**Collected data:**
= = =

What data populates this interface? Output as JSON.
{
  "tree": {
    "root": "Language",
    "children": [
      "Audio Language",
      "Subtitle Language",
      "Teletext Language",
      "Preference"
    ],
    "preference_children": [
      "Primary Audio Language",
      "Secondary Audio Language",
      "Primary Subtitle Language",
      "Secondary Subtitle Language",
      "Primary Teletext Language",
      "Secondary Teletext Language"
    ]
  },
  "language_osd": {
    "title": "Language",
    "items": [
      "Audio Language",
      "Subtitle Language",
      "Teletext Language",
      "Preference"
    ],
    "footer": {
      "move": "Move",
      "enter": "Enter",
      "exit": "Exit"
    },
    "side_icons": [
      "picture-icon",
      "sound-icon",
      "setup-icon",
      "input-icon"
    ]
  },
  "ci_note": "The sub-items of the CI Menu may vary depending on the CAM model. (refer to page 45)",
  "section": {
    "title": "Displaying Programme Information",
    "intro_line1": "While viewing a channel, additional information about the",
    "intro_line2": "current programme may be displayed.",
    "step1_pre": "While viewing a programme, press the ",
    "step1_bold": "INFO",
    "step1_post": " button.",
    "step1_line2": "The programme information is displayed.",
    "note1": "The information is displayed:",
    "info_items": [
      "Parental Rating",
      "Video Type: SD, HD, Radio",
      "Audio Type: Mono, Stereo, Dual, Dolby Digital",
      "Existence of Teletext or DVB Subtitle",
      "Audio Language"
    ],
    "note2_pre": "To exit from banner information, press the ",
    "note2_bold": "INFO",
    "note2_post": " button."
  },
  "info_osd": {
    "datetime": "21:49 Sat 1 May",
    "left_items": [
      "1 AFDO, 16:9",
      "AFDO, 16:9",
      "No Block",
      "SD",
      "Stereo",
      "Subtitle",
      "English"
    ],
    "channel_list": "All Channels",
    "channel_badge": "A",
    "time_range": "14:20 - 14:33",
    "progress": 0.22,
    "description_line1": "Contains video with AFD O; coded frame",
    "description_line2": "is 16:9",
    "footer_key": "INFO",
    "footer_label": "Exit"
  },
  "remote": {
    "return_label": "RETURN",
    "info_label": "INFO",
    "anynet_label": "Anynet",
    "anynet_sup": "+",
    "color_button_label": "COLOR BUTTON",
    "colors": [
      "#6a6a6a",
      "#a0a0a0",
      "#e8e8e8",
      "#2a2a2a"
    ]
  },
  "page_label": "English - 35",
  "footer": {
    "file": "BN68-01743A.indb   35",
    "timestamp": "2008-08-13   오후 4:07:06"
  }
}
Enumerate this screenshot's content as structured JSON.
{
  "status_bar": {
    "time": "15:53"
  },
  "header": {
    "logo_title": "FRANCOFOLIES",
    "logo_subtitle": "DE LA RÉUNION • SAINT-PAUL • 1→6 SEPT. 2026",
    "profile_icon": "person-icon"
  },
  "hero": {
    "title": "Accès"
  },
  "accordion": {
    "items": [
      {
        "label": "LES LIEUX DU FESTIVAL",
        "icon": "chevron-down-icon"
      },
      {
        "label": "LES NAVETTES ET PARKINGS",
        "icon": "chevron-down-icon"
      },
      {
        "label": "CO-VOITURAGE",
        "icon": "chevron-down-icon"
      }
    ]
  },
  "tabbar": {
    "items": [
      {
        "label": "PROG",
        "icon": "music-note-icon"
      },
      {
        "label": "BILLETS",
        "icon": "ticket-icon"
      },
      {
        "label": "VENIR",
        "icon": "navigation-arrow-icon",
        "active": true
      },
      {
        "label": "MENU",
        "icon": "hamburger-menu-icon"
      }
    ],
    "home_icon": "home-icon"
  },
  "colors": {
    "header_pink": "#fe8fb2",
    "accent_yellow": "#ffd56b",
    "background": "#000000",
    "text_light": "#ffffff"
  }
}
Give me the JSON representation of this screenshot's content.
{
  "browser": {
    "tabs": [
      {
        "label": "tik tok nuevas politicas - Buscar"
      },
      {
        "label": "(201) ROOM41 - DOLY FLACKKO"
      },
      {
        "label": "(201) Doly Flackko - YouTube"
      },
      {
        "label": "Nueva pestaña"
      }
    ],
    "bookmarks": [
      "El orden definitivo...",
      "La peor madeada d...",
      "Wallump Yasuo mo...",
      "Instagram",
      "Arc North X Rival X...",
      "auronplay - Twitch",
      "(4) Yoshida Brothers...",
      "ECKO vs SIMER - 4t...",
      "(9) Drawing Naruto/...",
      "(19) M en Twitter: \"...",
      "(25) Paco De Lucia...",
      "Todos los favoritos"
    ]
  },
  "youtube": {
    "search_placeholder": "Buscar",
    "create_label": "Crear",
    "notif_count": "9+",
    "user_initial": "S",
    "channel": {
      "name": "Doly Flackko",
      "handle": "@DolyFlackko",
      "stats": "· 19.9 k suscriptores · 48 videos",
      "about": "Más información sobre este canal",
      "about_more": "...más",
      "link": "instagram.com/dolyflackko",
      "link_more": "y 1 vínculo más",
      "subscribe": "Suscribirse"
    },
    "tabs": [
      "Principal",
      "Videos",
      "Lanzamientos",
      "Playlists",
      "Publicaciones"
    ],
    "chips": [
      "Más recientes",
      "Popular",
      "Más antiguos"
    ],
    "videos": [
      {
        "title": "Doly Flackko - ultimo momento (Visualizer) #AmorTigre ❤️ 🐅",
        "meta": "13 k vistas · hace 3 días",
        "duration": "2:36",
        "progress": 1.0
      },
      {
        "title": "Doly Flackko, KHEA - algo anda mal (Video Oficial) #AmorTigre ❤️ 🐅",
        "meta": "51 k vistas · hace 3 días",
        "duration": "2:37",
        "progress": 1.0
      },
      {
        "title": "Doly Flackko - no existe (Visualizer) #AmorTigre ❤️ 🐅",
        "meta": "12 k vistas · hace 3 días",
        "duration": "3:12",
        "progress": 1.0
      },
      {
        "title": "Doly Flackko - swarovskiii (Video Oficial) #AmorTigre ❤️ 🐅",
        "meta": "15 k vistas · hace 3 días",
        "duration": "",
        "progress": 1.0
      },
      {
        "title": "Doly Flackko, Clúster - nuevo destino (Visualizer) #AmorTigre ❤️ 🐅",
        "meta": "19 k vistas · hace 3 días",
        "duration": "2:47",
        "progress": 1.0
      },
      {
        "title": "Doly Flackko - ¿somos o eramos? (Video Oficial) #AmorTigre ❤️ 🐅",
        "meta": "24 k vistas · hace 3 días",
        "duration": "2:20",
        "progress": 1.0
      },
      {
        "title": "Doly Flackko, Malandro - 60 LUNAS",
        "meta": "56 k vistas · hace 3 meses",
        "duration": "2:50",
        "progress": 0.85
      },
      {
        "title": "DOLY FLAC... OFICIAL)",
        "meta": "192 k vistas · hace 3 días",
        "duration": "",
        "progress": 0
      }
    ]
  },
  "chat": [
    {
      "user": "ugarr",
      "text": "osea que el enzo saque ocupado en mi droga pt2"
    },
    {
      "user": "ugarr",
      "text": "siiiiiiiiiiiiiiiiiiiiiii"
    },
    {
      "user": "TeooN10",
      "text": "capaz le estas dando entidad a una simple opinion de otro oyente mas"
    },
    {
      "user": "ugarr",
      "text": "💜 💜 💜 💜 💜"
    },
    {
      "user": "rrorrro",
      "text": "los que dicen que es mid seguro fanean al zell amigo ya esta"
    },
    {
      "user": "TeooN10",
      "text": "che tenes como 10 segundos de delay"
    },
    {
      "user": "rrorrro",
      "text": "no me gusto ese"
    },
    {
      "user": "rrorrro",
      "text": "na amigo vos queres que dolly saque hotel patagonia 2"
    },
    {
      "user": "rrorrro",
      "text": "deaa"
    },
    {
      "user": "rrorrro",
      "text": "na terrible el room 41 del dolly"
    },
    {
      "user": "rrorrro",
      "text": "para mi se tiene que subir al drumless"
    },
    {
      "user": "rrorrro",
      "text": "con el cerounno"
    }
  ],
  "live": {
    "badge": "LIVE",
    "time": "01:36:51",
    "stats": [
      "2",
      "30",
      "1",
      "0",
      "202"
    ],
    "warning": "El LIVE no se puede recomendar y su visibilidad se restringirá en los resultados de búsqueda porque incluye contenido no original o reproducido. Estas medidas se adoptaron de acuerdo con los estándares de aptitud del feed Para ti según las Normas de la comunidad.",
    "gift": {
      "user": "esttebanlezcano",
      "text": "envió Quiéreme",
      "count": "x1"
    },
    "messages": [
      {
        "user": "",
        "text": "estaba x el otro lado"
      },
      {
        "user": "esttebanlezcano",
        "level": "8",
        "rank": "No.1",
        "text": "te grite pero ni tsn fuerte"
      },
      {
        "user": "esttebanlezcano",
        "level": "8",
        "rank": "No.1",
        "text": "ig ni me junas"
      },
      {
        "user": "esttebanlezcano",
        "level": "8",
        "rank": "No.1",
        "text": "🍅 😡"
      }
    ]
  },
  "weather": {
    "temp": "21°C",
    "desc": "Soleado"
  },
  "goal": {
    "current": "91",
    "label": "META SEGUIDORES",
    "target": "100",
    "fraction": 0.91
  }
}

= = =

**Set exercise:**
Copy each line of the listing that includes "Stereo".

**Problem solution:**
      "Audio Type: Mono, Stereo, Dual, Dolby Digital",
      "Stereo",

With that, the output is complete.